* [Material provided]
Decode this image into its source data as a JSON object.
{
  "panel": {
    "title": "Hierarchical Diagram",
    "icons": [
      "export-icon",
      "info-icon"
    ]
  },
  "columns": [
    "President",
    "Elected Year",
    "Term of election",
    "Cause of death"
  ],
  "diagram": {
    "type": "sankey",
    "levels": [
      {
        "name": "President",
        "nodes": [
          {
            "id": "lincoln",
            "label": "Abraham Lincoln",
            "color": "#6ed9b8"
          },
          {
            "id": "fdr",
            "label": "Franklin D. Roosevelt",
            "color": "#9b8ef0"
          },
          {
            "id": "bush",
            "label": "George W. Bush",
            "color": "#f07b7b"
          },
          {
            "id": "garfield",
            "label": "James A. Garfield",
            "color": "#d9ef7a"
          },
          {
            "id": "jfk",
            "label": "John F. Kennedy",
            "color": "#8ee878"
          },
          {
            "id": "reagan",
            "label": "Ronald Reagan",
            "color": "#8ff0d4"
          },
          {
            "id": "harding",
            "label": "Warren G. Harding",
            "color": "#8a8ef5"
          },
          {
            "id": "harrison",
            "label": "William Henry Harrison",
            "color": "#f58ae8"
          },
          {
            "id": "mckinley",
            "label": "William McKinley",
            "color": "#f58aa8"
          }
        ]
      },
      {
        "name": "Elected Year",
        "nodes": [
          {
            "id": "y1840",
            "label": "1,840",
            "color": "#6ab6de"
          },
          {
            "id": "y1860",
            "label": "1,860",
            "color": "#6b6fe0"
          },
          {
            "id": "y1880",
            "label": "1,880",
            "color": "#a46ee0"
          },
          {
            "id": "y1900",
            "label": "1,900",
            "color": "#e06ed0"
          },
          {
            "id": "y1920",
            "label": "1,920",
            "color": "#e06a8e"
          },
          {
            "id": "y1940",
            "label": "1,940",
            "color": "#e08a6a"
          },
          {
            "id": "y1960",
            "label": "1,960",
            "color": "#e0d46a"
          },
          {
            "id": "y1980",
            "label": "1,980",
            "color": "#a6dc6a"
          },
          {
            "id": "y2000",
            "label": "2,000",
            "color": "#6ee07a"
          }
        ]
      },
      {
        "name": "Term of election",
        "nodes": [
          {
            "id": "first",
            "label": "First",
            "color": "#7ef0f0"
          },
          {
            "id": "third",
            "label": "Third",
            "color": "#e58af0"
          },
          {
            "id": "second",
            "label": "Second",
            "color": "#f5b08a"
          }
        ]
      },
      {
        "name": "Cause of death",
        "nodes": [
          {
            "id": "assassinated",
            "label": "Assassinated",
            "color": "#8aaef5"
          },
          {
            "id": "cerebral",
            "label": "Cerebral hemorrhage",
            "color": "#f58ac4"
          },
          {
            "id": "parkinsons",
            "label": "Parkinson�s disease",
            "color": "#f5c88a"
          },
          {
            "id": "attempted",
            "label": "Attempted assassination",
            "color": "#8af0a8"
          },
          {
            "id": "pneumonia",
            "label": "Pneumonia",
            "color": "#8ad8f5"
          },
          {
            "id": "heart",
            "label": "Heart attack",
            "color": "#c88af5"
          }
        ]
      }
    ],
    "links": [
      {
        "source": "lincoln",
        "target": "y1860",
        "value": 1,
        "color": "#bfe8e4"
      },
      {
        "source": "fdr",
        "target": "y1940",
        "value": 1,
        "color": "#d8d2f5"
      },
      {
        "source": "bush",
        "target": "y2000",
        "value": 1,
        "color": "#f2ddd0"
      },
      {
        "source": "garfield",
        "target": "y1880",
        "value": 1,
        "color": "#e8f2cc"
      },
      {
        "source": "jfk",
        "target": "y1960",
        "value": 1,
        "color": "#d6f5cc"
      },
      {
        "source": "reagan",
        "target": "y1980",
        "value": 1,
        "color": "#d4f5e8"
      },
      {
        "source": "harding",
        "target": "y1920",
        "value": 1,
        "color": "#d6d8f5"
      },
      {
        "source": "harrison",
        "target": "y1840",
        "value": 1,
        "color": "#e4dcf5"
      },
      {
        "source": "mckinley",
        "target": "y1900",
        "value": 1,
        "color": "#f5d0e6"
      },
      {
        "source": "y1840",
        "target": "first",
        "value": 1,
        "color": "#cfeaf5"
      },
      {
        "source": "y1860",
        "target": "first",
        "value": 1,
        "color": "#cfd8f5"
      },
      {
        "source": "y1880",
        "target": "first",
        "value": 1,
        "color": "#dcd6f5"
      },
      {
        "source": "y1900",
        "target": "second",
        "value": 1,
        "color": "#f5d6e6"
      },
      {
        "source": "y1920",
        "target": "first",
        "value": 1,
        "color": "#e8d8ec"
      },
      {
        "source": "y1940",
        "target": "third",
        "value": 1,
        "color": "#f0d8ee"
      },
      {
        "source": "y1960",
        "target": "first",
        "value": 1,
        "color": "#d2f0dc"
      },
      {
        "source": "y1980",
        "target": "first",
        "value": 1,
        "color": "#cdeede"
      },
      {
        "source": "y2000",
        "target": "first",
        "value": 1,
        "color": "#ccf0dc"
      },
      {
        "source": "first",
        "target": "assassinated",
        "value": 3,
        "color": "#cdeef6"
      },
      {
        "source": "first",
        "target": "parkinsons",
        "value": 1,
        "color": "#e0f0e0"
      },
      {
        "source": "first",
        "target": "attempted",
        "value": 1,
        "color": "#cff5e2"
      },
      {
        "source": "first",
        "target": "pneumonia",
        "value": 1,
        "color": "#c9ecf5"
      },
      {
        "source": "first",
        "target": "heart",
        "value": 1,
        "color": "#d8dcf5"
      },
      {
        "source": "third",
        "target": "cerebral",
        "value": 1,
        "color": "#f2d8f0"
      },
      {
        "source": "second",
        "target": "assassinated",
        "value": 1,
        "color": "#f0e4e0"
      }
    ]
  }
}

* [Written request]
Extract the full listing and reproduce each line exactly.

* [Result]
Decode this image into its source data as a JSON object.
{
  "panel": {
    "title": "Hierarchical Diagram",
    "icons": [
      "export-icon",
      "info-icon"
    ]
  },
  "columns": [
    "President",
    "Elected Year",
    "Term of election",
    "Cause of death"
  ],
  "diagram": {
    "type": "sankey",
    "levels": [
      {
        "name": "President",
        "nodes": [
          {
            "id": "lincoln",
            "label": "Abraham Lincoln",
            "color": "#6ed9b8"
          },
          {
            "id": "fdr",
            "label": "Franklin D. Roosevelt",
            "color": "#9b8ef0"
          },
          {
            "id": "bush",
            "label": "George W. Bush",
            "color": "#f07b7b"
          },
          {
            "id": "garfield",
            "label": "James A. Garfield",
            "color": "#d9ef7a"
          },
          {
            "id": "jfk",
            "label": "John F. Kennedy",
            "color": "#8ee878"
          },
          {
            "id": "reagan",
            "label": "Ronald Reagan",
            "color": "#8ff0d4"
          },
          {
            "id": "harding",
            "label": "Warren G. Harding",
            "color": "#8a8ef5"
          },
          {
            "id": "harrison",
            "label": "William Henry Harrison",
            "color": "#f58ae8"
          },
          {
            "id": "mckinley",
            "label": "William McKinley",
            "color": "#f58aa8"
          }
        ]
      },
      {
        "name": "Elected Year",
        "nodes": [
          {
            "id": "y1840",
            "label": "1,840",
            "color": "#6ab6de"
          },
          {
            "id": "y1860",
            "label": "1,860",
            "color": "#6b6fe0"
          },
          {
            "id": "y1880",
            "label": "1,880",
            "color": "#a46ee0"
          },
          {
            "id": "y1900",
            "label": "1,900",
            "color": "#e06ed0"
          },
          {
            "id": "y1920",
            "label": "1,920",
            "color": "#e06a8e"
          },
          {
            "id": "y1940",
            "label": "1,940",
            "color": "#e08a6a"
          },
          {
            "id": "y1960",
            "label": "1,960",
            "color": "#e0d46a"
          },
          {
            "id": "y1980",
            "label": "1,980",
            "color": "#a6dc6a"
          },
          {
            "id": "y2000",
            "label": "2,000",
            "color": "#6ee07a"
          }
        ]
      },
      {
        "name": "Term of election",
        "nodes": [
          {
            "id": "first",
            "label": "First",
            "color": "#7ef0f0"
          },
          {
            "id": "third",
            "label": "Third",
            "color": "#e58af0"
          },
          {
            "id": "second",
            "label": "Second",
            "color": "#f5b08a"
          }
        ]
      },
      {
        "name": "Cause of death",
        "nodes": [
          {
            "id": "assassinated",
            "label": "Assassinated",
            "color": "#8aaef5"
          },
          {
            "id": "cerebral",
            "label": "Cerebral hemorrhage",
            "color": "#f58ac4"
          },
          {
            "id": "parkinsons",
            "label": "Parkinson�s disease",
            "color": "#f5c88a"
          },
          {
            "id": "attempted",
            "label": "Attempted assassination",
            "color": "#8af0a8"
          },
          {
            "id": "pneumonia",
            "label": "Pneumonia",
            "color": "#8ad8f5"
          },
          {
            "id": "heart",
            "label": "Heart attack",
            "color": "#c88af5"
          }
        ]
      }
    ],
    "links": [
      {
        "source": "lincoln",
        "target": "y1860",
        "value": 1,
        "color": "#bfe8e4"
      },
      {
        "source": "fdr",
        "target": "y1940",
        "value": 1,
        "color": "#d8d2f5"
      },
      {
        "source": "bush",
        "target": "y2000",
        "value": 1,
        "color": "#f2ddd0"
      },
      {
        "source": "garfield",
        "target": "y1880",
        "value": 1,
        "color": "#e8f2cc"
      },
      {
        "source": "jfk",
        "target": "y1960",
        "value": 1,
        "color": "#d6f5cc"
      },
      {
        "source": "reagan",
        "target": "y1980",
        "value": 1,
        "color": "#d4f5e8"
      },
      {
        "source": "harding",
        "target": "y1920",
        "value": 1,
        "color": "#d6d8f5"
      },
      {
        "source": "harrison",
        "target": "y1840",
        "value": 1,
        "color": "#e4dcf5"
      },
      {
        "source": "mckinley",
        "target": "y1900",
        "value": 1,
        "color": "#f5d0e6"
      },
      {
        "source": "y1840",
        "target": "first",
        "value": 1,
        "color": "#cfeaf5"
      },
      {
        "source": "y1860",
        "target": "first",
        "value": 1,
        "color": "#cfd8f5"
      },
      {
        "source": "y1880",
        "target": "first",
        "value": 1,
        "color": "#dcd6f5"
      },
      {
        "source": "y1900",
        "target": "second",
        "value": 1,
        "color": "#f5d6e6"
      },
      {
        "source": "y1920",
        "target": "first",
        "value": 1,
        "color": "#e8d8ec"
      },
      {
        "source": "y1940",
        "target": "third",
        "value": 1,
        "color": "#f0d8ee"
      },
      {
        "source": "y1960",
        "target": "first",
        "value": 1,
        "color": "#d2f0dc"
      },
      {
        "source": "y1980",
        "target": "first",
        "value": 1,
        "color": "#cdeede"
      },
      {
        "source": "y2000",
        "target": "first",
        "value": 1,
        "color": "#ccf0dc"
      },
      {
        "source": "first",
        "target": "assassinated",
        "value": 3,
        "color": "#cdeef6"
      },
      {
        "source": "first",
        "target": "parkinsons",
        "value": 1,
        "color": "#e0f0e0"
      },
      {
        "source": "first",
        "target": "attempted",
        "value": 1,
        "color": "#cff5e2"
      },
      {
        "source": "first",
        "target": "pneumonia",
        "value": 1,
        "color": "#c9ecf5"
      },
      {
        "source": "first",
        "target": "heart",
        "value": 1,
        "color": "#d8dcf5"
      },
      {
        "source": "third",
        "target": "cerebral",
        "value": 1,
        "color": "#f2d8f0"
      },
      {
        "source": "second",
        "target": "assassinated",
        "value": 1,
        "color": "#f0e4e0"
      }
    ]
  }
}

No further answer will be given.